[Exercise task]:
Give back the lines starting at the one containing "y-tick-label: 100k: [45, 173, 74, 186]" and ending at the one containing "y-axis-title: avg viewers: [19, 120, 32, 187]", with "Week of" renamed to "Week starting" throughout and nothing else changed. Return only those lines.

[Supplied material]:

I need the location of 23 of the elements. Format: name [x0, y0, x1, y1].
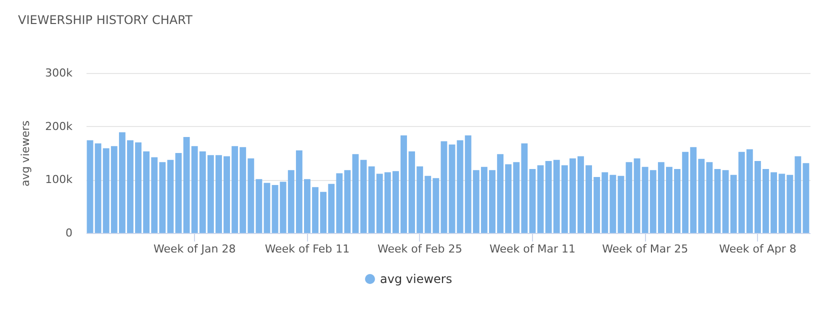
y-tick-label: 100k: [45, 173, 74, 186]
y-tick-label: 200k: [45, 120, 74, 133]
y-tick-label: 0: [66, 226, 72, 240]
bar: [714, 169, 721, 233]
x-tick-label: Week of Mar 11: [489, 242, 576, 256]
bar: [448, 144, 456, 233]
x-tick-label: Week of Mar 25: [602, 242, 688, 256]
bar: [802, 163, 810, 233]
bar: [537, 165, 544, 233]
x-tick-label: Week of Apr 8: [719, 242, 796, 256]
bar: [352, 154, 359, 233]
bar: [626, 162, 632, 233]
bar: [86, 140, 94, 233]
bar: [440, 141, 448, 233]
chart-title: VIEWERSHIP HISTORY CHART: [18, 13, 194, 27]
x-tick-label: Week of Jan 28: [154, 242, 236, 256]
x-tick-label: Week of Feb 25: [377, 242, 462, 256]
bar: [175, 153, 182, 233]
legend-label: avg viewers: [380, 272, 452, 286]
bar: [264, 182, 270, 233]
x-tick-label: Week of Feb 11: [264, 242, 350, 256]
y-tick-label: 300k: [45, 66, 74, 80]
y-axis-title: avg viewers: [19, 120, 32, 187]
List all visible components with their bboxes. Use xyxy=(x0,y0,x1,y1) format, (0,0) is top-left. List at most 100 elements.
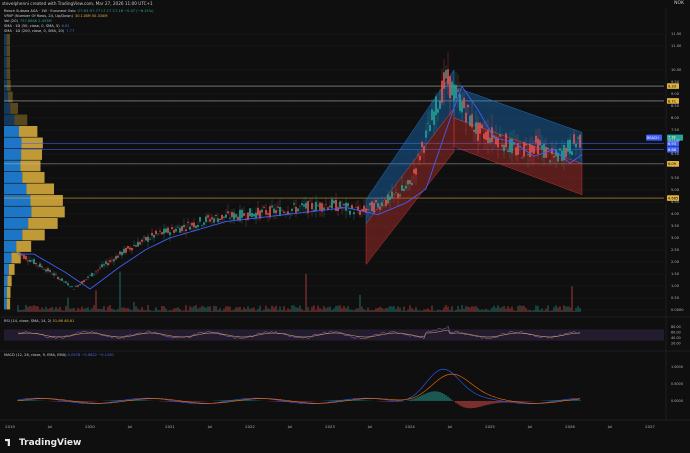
volume-bar xyxy=(105,310,107,312)
volume-bar xyxy=(469,307,471,312)
macd-histogram-bar xyxy=(23,399,25,401)
current-symbol-tag: REACH xyxy=(647,136,659,140)
volume-bar xyxy=(415,307,417,312)
volume-bar xyxy=(153,310,155,312)
macd-histogram-bar xyxy=(391,400,393,402)
price-tick-label: 8.50 xyxy=(671,104,680,108)
volume-bar xyxy=(511,306,513,312)
macd-histogram-bar xyxy=(525,400,527,402)
candle-body xyxy=(385,199,387,206)
volume-bar xyxy=(135,306,137,312)
candle-body xyxy=(359,210,361,215)
candle-body xyxy=(421,141,423,148)
candle-body xyxy=(363,205,365,212)
macd-histogram-bar xyxy=(363,400,365,401)
candle-body xyxy=(507,150,509,152)
volume-bar xyxy=(67,297,69,312)
candle-body xyxy=(203,222,205,225)
macd-histogram-bar xyxy=(63,400,65,402)
candle-body xyxy=(67,283,69,286)
legend-sma200[interactable]: SMA · 1D (200, close, 0, SMA, 20) 7.77 xyxy=(4,29,154,34)
candle-body xyxy=(479,122,481,134)
volume-bar xyxy=(55,306,57,312)
macd-histogram-bar xyxy=(171,400,173,402)
macd-histogram-bar xyxy=(575,400,577,401)
volume-bar xyxy=(267,308,269,312)
candle-body xyxy=(155,230,157,235)
rsi-legend[interactable]: RSI (14, close, SMA, 14, 2) 51.66 48.61 xyxy=(4,319,74,323)
legend-vrvp[interactable]: VRVP (Number Of Rows, 24, Up/Down) 30.116… xyxy=(4,14,154,19)
volume-profile-down-bar xyxy=(30,195,63,206)
time-tick-label: 2025 xyxy=(485,424,495,429)
volume-profile-up-bar xyxy=(4,252,12,264)
volume-bar xyxy=(507,306,509,312)
macd-legend[interactable]: MACD (12, 26, close, 9, EMA, EMA) 0.0578… xyxy=(4,353,114,357)
candle-body xyxy=(509,138,511,153)
tradingview-logo[interactable]: TradingView xyxy=(5,438,81,448)
legend-volume[interactable]: Vol (20) 757.884K 2.453M xyxy=(4,19,154,24)
candle-body xyxy=(377,203,379,208)
candle-body xyxy=(27,260,29,262)
volume-bar xyxy=(233,309,235,312)
candle-body xyxy=(543,143,545,158)
candle-body xyxy=(129,247,131,250)
volume-bar xyxy=(229,306,231,312)
time-tick-label: 2026 xyxy=(565,424,575,429)
volume-profile-up-bar xyxy=(4,91,8,103)
volume-bar xyxy=(341,308,343,312)
volume-profile-up-bar xyxy=(4,206,32,218)
candle-body xyxy=(247,212,249,220)
volume-bar xyxy=(39,309,41,312)
candle-body xyxy=(277,206,279,208)
candle-body xyxy=(249,208,251,217)
candle-body xyxy=(371,201,373,212)
current-price-tag: 7.18 xyxy=(668,135,676,139)
macd-histogram-bar xyxy=(421,395,423,401)
candle-body xyxy=(353,212,355,215)
symbol-name: Reach Subsea ASA · 1W · Euronext Oslo xyxy=(4,9,76,13)
macd-histogram-bar xyxy=(517,400,519,402)
volume-bar xyxy=(317,305,319,312)
macd-histogram-bar xyxy=(197,400,199,402)
candle-body xyxy=(183,224,185,228)
candle-body xyxy=(79,284,81,286)
legend-symbol[interactable]: Reach Subsea ASA · 1W · Euronext Oslo O7.… xyxy=(4,9,154,14)
candle-body xyxy=(463,97,465,109)
macd-histogram-bar xyxy=(277,400,279,402)
legend-sma50[interactable]: SMA · 1D (50, close, 0, SMA, 5) 6.81 xyxy=(4,24,154,29)
volume-profile-up-bar xyxy=(4,80,7,91)
macd-histogram-bar xyxy=(327,400,329,401)
candle-body xyxy=(513,142,515,145)
volume-bar xyxy=(457,305,459,312)
candle-body xyxy=(485,131,487,140)
volume-bar xyxy=(537,306,539,312)
macd-histogram-bar xyxy=(195,400,197,402)
macd-tick-label: 1.0000 xyxy=(671,365,683,369)
volume-bar xyxy=(213,305,215,312)
macd-histogram-bar xyxy=(243,399,245,401)
candle-body xyxy=(137,241,139,247)
volume-bar xyxy=(535,305,537,312)
volume-bar xyxy=(571,286,573,312)
macd-histogram-bar xyxy=(457,400,459,405)
top-bar: stevelphenni created with TradingView.co… xyxy=(0,0,690,7)
candle-body xyxy=(87,276,89,278)
volume-bar xyxy=(433,310,435,312)
candle-body xyxy=(123,248,125,254)
macd-histogram-bar xyxy=(473,400,475,409)
candle-body xyxy=(119,251,121,255)
volume-bar xyxy=(241,309,243,312)
volume-bar xyxy=(31,306,33,312)
macd-histogram-bar xyxy=(483,400,485,406)
macd-histogram-bar xyxy=(443,394,445,401)
macd-histogram-bar xyxy=(411,399,413,401)
volume-bar xyxy=(303,310,305,312)
volume-bar xyxy=(73,307,75,312)
volume-bar xyxy=(35,305,37,312)
candle-body xyxy=(103,264,105,266)
candle-body xyxy=(257,207,259,216)
volume-bar xyxy=(125,308,127,312)
macd-histogram-bar xyxy=(551,400,553,401)
candle-body xyxy=(59,279,61,280)
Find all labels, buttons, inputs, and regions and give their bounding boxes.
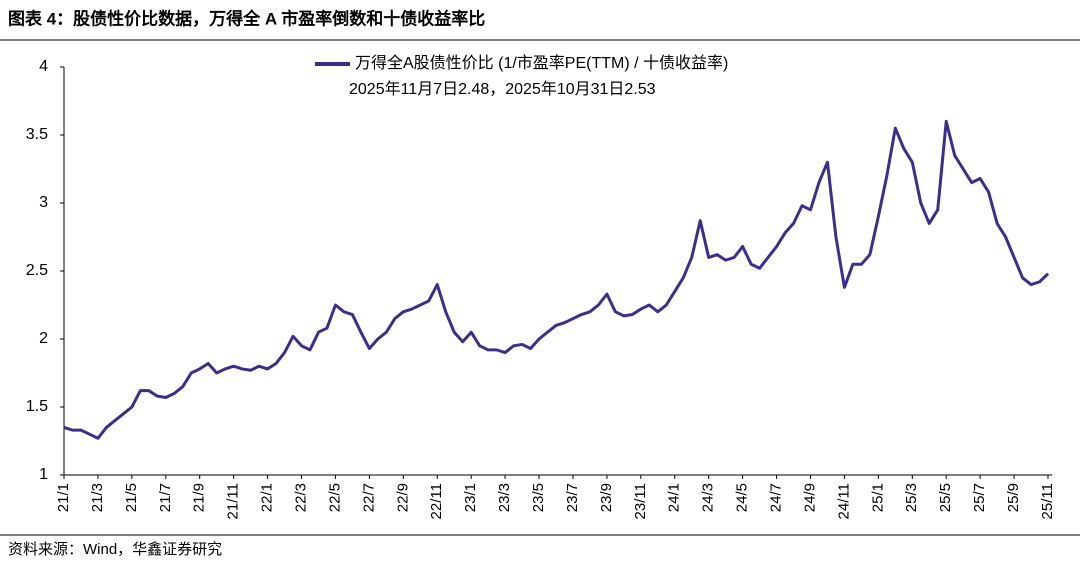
x-tick-label: 23/9 (598, 483, 615, 512)
x-tick-label: 25/7 (971, 483, 988, 512)
y-tick-label: 3.5 (26, 126, 48, 143)
y-tick-label: 2.5 (26, 262, 48, 279)
y-tick-label: 4 (39, 58, 48, 75)
annotation: 2025年11月7日2.48，2025年10月31日2.53 (349, 80, 656, 98)
legend-label: 万得全A股债性价比 (1/市盈率PE(TTM) / 十债收益率) (355, 54, 728, 72)
x-tick-label: 21/7 (157, 483, 174, 512)
x-tick-label: 25/9 (1005, 483, 1022, 512)
chart-title: 图表 4：股债性价比数据，万得全 A 市盈率倒数和十债收益率比 (8, 8, 485, 28)
x-tick-label: 22/1 (259, 483, 276, 512)
x-tick-label: 24/7 (768, 483, 785, 512)
x-tick-label: 22/11 (428, 483, 445, 519)
x-tick-label: 22/9 (394, 483, 411, 512)
x-tick-label: 25/1 (869, 483, 886, 512)
x-tick-label: 25/11 (1039, 483, 1056, 519)
x-tick-label: 24/5 (734, 483, 751, 512)
y-tick-label: 3 (39, 194, 48, 211)
x-tick-label: 24/11 (835, 483, 852, 519)
x-tick-label: 21/11 (225, 483, 242, 519)
x-tick-label: 22/3 (292, 483, 309, 512)
x-tick-label: 22/7 (360, 483, 377, 512)
x-tick-label: 23/3 (496, 483, 513, 512)
x-tick-label: 23/7 (564, 483, 581, 512)
x-tick-label: 23/1 (462, 483, 479, 512)
x-tick-label: 21/3 (89, 483, 106, 512)
x-tick-label: 25/5 (937, 483, 954, 512)
x-tick-label: 21/5 (123, 483, 140, 512)
y-tick-label: 1.5 (26, 398, 48, 415)
y-tick-label: 1 (39, 466, 48, 483)
x-tick-label: 21/9 (191, 483, 208, 512)
x-tick-label: 24/3 (700, 483, 717, 512)
data-line (63, 119, 1050, 440)
x-tick-label: 24/9 (801, 483, 818, 512)
source: 资料来源：Wind，华鑫证券研究 (8, 540, 222, 558)
x-tick-label: 23/5 (530, 483, 547, 512)
x-tick-label: 22/5 (326, 483, 343, 512)
x-tick-label: 21/1 (55, 483, 72, 512)
y-tick-label: 2 (39, 330, 48, 347)
x-tick-label: 24/1 (666, 483, 683, 512)
x-tick-label: 25/3 (903, 483, 920, 512)
x-tick-label: 23/11 (632, 483, 649, 519)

[Solution for this problem]:
y-tick-label: 100k: [45, 173, 74, 186]
y-tick-label: 200k: [45, 120, 74, 133]
y-tick-label: 0: [66, 226, 72, 240]
bar: [714, 169, 721, 233]
x-tick-label: Week starting Mar 11: [489, 242, 576, 256]
bar: [448, 144, 456, 233]
x-tick-label: Week starting Mar 25: [602, 242, 688, 256]
bar: [802, 163, 810, 233]
bar: [537, 165, 544, 233]
x-tick-label: Week starting Apr 8: [719, 242, 796, 256]
bar: [352, 154, 359, 233]
bar: [626, 162, 632, 233]
bar: [86, 140, 94, 233]
bar: [440, 141, 448, 233]
chart-title: VIEWERSHIP HISTORY CHART: [18, 13, 194, 27]
x-tick-label: Week starting Jan 28: [154, 242, 236, 256]
x-tick-label: Week starting Feb 25: [377, 242, 462, 256]
bar: [175, 153, 182, 233]
legend-label: avg viewers: [380, 272, 452, 286]
bar: [264, 182, 270, 233]
x-tick-label: Week starting Feb 11: [264, 242, 350, 256]
y-tick-label: 300k: [45, 66, 74, 80]
y-axis-title: avg viewers: [19, 120, 32, 187]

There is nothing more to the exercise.